**EXERCISE PROMPT:** Reproduce every record exactly as it appears, but not the pictures.

**GIVEN RECORDS:**
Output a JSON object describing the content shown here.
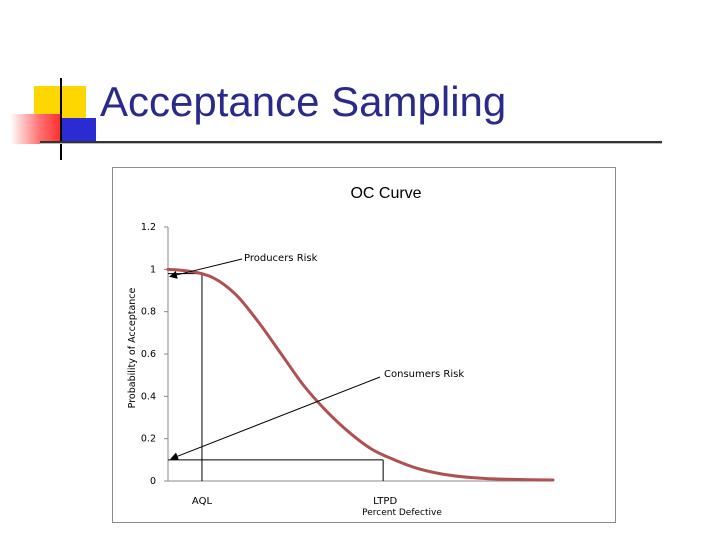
{
  "slide": {
    "title": "Acceptance Sampling",
    "colors": {
      "title": "#2a2a8c",
      "deco_yellow": "#ffd700",
      "deco_blue": "#2b2bd4",
      "deco_red": "#ff4040"
    }
  },
  "chart_data": {
    "type": "line",
    "title": "OC Curve",
    "xlabel": "Percent Defective",
    "ylabel": "Probability of Acceptance",
    "ylim": [
      0,
      1.2
    ],
    "y_ticks": [
      "0",
      "0.2",
      "0.4",
      "0.6",
      "0.8",
      "1",
      "1.2"
    ],
    "x_markers": [
      "AQL",
      "LTPD"
    ],
    "grid": false,
    "series": [
      {
        "color": "#b05050",
        "x": [
          0,
          1,
          2,
          3,
          4,
          5,
          6,
          7,
          8,
          9,
          10,
          11,
          12,
          13,
          14,
          15,
          16,
          17
        ],
        "values": [
          1.0,
          0.99,
          0.96,
          0.88,
          0.75,
          0.6,
          0.45,
          0.33,
          0.23,
          0.15,
          0.1,
          0.06,
          0.035,
          0.02,
          0.012,
          0.008,
          0.006,
          0.005
        ]
      }
    ],
    "reference_lines": {
      "aql": {
        "x": 1.5,
        "y": 0.98
      },
      "ltpd": {
        "x": 9.5,
        "y": 0.1
      }
    },
    "annotations": [
      {
        "text": "Producers Risk",
        "target": {
          "x": 0,
          "y": 0.98
        }
      },
      {
        "text": "Consumers Risk",
        "target": {
          "x": 0,
          "y": 0.1
        }
      }
    ],
    "x_range": [
      0,
      17
    ]
  }
}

**TASK SOLUTION:**
Output a JSON object describing the content shown here.
{
  "slide": {
    "title": "Acceptance Sampling",
    "colors": {
      "title": "#2a2a8c",
      "deco_yellow": "#ffd700",
      "deco_blue": "#2b2bd4",
      "deco_red": "#ff4040"
    }
  },
  "chart_data": {
    "type": "line",
    "title": "OC Curve",
    "xlabel": "Percent Defective",
    "ylabel": "Probability of Acceptance",
    "ylim": [
      0,
      1.2
    ],
    "y_ticks": [
      "0",
      "0.2",
      "0.4",
      "0.6",
      "0.8",
      "1",
      "1.2"
    ],
    "x_markers": [
      "AQL",
      "LTPD"
    ],
    "grid": false,
    "series": [
      {
        "color": "#b05050",
        "x": [
          0,
          1,
          2,
          3,
          4,
          5,
          6,
          7,
          8,
          9,
          10,
          11,
          12,
          13,
          14,
          15,
          16,
          17
        ],
        "values": [
          1.0,
          0.99,
          0.96,
          0.88,
          0.75,
          0.6,
          0.45,
          0.33,
          0.23,
          0.15,
          0.1,
          0.06,
          0.035,
          0.02,
          0.012,
          0.008,
          0.006,
          0.005
        ]
      }
    ],
    "reference_lines": {
      "aql": {
        "x": 1.5,
        "y": 0.98
      },
      "ltpd": {
        "x": 9.5,
        "y": 0.1
      }
    },
    "annotations": [
      {
        "text": "Producers Risk",
        "target": {
          "x": 0,
          "y": 0.98
        }
      },
      {
        "text": "Consumers Risk",
        "target": {
          "x": 0,
          "y": 0.1
        }
      }
    ],
    "x_range": [
      0,
      17
    ]
  }
}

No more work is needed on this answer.